▸ **REQUIREMENT**
Wherever the string "الفرض" appears, copy the whole line.
----- INPUT MATERIAL -----
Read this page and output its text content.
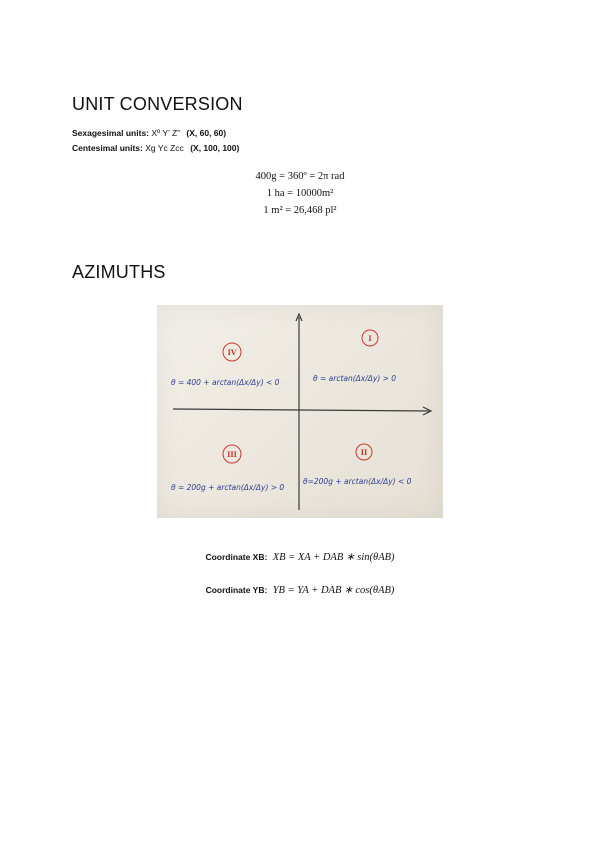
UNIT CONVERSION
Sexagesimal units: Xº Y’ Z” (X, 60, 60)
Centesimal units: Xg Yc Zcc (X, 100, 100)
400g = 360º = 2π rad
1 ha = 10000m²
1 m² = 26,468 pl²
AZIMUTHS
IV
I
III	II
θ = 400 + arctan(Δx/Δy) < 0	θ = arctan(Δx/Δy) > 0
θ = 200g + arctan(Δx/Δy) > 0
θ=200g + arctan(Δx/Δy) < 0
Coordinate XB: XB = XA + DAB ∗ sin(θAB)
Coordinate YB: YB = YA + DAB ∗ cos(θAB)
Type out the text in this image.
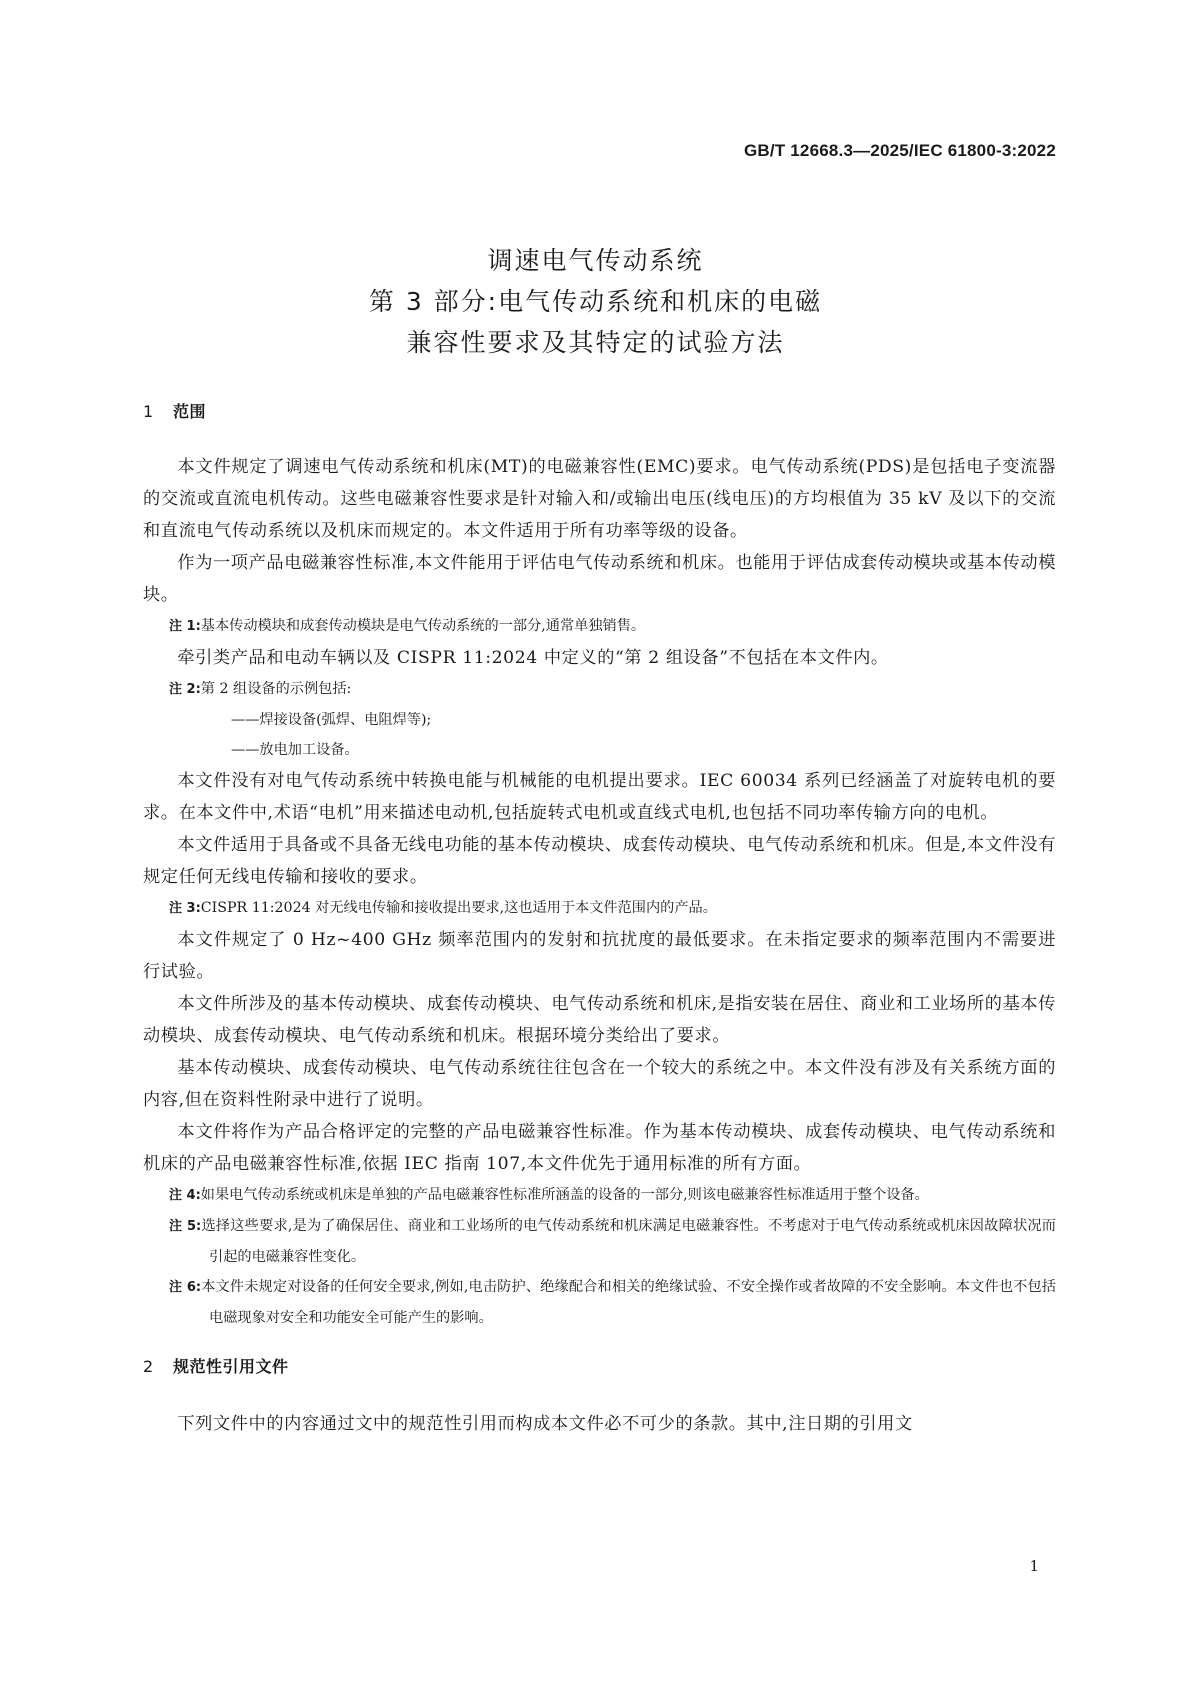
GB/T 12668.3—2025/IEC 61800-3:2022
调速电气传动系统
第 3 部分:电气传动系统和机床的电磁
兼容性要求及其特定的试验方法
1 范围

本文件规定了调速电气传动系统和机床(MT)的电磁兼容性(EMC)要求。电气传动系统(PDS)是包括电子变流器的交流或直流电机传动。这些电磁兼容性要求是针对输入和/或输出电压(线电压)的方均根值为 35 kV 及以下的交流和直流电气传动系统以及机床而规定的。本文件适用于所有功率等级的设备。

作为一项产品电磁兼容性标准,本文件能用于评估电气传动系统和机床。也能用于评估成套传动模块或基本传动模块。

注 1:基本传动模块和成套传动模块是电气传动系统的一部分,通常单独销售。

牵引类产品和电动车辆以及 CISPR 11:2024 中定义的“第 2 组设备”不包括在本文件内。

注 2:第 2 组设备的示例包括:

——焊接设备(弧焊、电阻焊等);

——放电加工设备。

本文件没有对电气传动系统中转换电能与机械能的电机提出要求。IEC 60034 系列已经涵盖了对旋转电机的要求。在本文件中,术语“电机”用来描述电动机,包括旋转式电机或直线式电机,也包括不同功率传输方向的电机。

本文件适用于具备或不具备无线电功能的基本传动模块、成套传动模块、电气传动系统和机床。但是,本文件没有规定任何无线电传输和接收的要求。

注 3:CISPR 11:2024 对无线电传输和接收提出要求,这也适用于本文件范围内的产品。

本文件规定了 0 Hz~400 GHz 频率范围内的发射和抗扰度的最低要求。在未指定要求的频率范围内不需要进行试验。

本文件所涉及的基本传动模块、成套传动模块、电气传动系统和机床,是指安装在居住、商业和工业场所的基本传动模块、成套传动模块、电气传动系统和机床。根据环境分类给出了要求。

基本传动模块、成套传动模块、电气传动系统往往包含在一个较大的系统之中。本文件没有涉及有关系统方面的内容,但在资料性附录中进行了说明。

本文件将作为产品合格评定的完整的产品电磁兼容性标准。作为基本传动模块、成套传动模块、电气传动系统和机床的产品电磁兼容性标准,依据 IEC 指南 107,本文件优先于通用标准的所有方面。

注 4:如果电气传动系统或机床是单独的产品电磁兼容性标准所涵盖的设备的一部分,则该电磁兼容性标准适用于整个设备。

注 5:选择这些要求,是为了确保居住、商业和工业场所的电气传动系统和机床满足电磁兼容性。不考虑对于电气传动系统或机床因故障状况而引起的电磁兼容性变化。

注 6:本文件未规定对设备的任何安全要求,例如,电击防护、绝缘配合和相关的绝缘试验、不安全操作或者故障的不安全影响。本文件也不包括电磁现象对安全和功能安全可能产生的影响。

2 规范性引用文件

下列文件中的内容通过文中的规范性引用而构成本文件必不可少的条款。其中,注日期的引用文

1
-----
----- INPUT MATERIAL -----
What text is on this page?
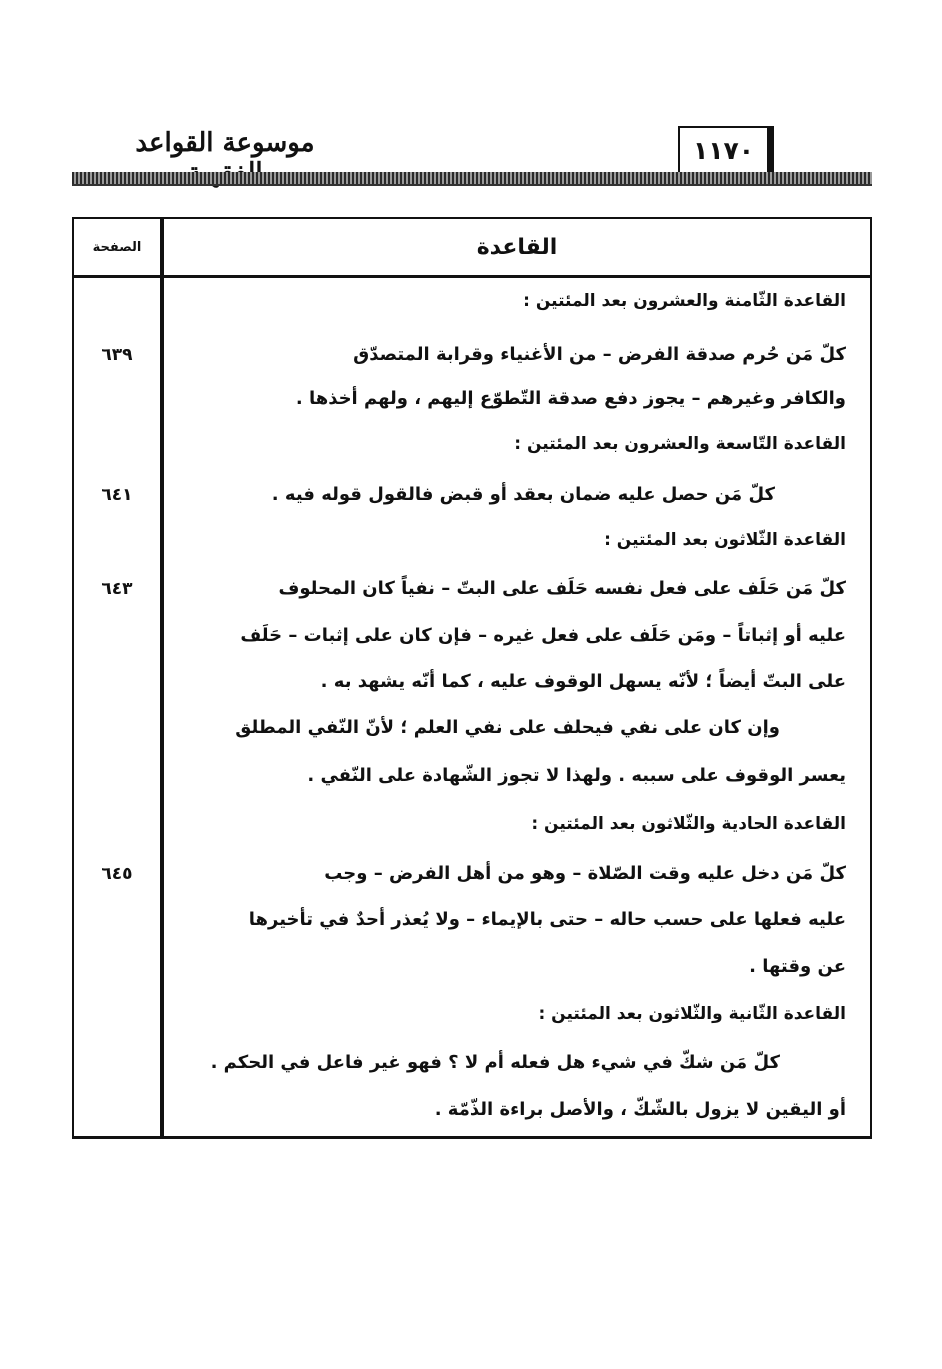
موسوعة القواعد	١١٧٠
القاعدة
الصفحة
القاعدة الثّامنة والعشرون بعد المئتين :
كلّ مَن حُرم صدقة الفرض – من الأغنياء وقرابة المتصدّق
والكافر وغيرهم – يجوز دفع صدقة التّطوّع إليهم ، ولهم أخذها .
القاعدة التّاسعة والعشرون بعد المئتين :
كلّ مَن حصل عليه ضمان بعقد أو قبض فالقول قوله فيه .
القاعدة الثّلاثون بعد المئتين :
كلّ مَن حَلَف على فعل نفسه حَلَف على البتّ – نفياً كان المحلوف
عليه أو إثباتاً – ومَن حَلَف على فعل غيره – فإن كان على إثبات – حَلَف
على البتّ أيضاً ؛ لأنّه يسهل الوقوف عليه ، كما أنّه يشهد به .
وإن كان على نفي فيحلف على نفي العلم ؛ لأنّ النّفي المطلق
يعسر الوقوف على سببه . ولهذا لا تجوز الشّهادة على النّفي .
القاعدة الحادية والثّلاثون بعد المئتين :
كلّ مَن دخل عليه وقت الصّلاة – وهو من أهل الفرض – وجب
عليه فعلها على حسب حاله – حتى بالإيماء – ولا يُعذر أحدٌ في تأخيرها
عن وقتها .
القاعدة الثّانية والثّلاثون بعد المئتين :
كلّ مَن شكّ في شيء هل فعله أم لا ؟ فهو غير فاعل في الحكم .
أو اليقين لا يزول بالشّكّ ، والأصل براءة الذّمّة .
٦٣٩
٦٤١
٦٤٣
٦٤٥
-----
----- INPUT MATERIAL -----
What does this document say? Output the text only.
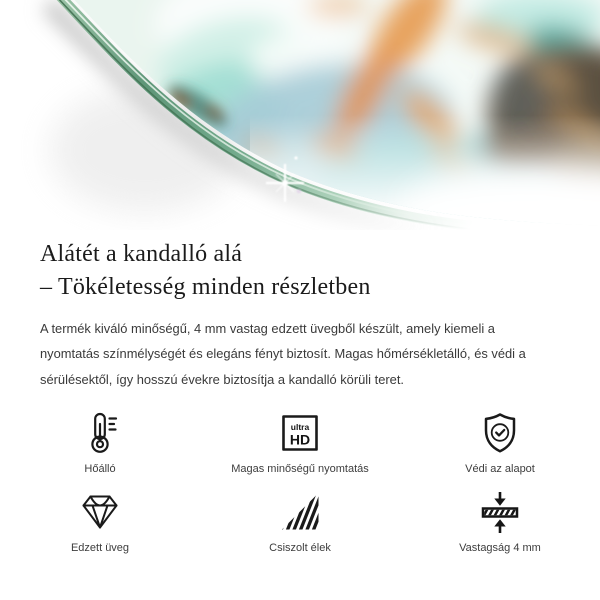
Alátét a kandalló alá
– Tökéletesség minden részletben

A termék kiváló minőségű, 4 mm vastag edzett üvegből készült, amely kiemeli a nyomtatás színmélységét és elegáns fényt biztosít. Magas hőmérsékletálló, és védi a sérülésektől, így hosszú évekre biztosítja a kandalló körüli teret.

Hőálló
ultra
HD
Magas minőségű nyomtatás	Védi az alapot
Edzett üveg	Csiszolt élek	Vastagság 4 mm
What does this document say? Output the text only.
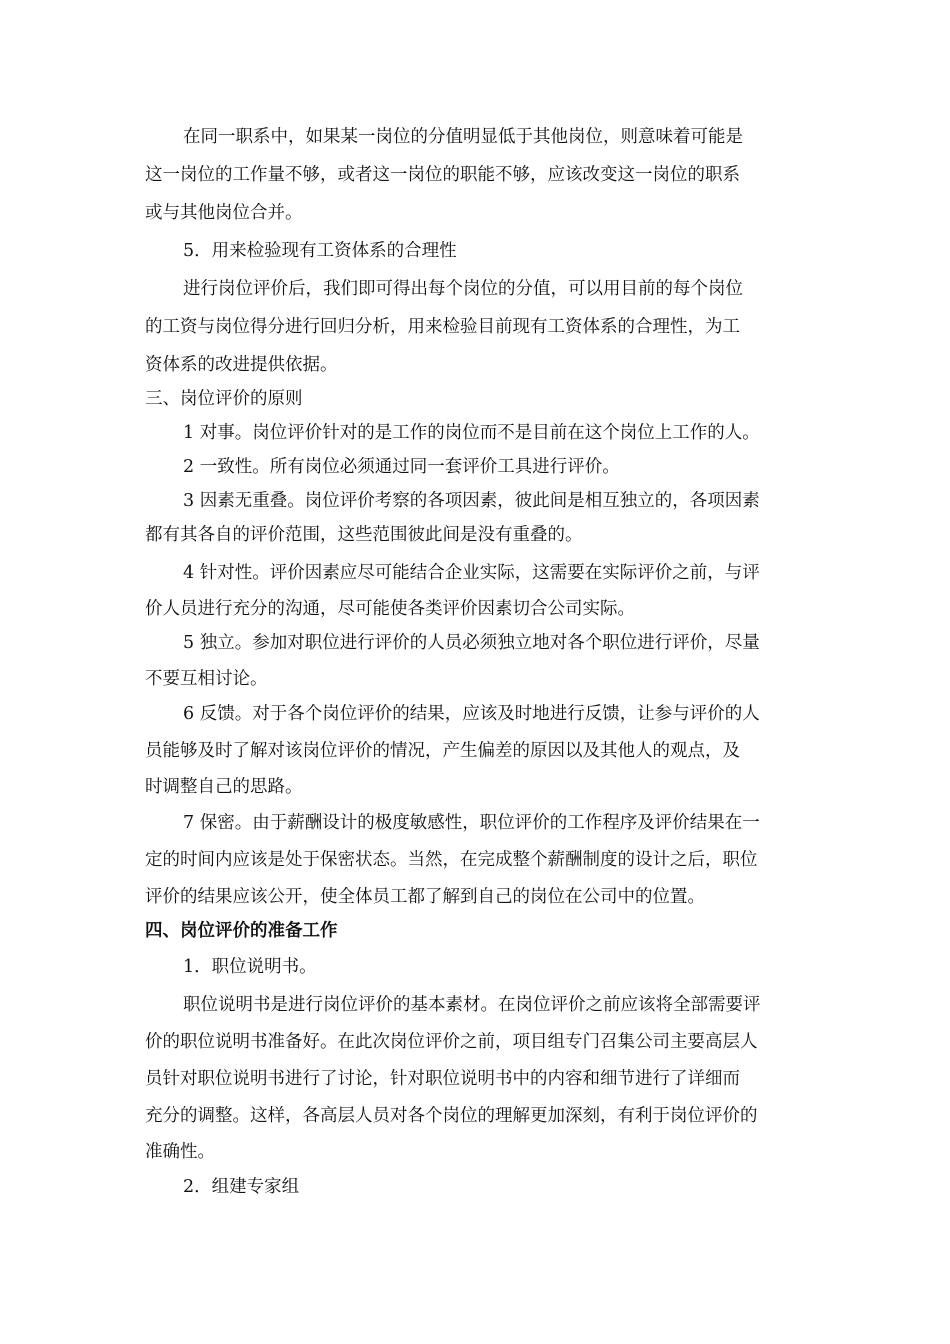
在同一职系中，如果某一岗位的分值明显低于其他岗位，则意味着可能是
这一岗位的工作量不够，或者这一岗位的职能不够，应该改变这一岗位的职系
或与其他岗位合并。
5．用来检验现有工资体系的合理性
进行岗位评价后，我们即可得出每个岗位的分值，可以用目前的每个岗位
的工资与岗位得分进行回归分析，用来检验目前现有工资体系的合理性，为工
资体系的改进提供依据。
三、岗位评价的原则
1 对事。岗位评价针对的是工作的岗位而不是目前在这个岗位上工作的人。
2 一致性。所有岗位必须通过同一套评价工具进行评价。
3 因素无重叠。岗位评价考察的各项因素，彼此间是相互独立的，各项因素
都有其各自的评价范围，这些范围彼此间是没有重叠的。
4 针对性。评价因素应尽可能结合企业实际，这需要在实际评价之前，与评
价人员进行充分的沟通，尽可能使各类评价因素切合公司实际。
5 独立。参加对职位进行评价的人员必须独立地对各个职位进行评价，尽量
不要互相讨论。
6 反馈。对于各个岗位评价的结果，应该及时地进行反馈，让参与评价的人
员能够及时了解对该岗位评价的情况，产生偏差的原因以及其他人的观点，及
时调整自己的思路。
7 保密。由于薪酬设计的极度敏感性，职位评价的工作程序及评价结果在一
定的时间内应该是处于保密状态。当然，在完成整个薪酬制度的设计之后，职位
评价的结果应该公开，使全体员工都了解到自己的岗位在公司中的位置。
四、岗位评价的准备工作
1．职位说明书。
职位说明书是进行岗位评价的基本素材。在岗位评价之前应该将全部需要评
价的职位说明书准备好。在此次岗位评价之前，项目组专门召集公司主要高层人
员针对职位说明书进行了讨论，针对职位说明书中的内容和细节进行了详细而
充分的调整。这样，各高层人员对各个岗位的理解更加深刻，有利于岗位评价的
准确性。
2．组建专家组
-----
▸ **RESPONSE TO THE EXERCISE**
كلّ مَن حُرم صدقة الفرض – من الأغنياء وقرابة المتصدّق
كلّ مَن دخل عليه وقت الصّلاة – وهو من أهل الفرض – وجب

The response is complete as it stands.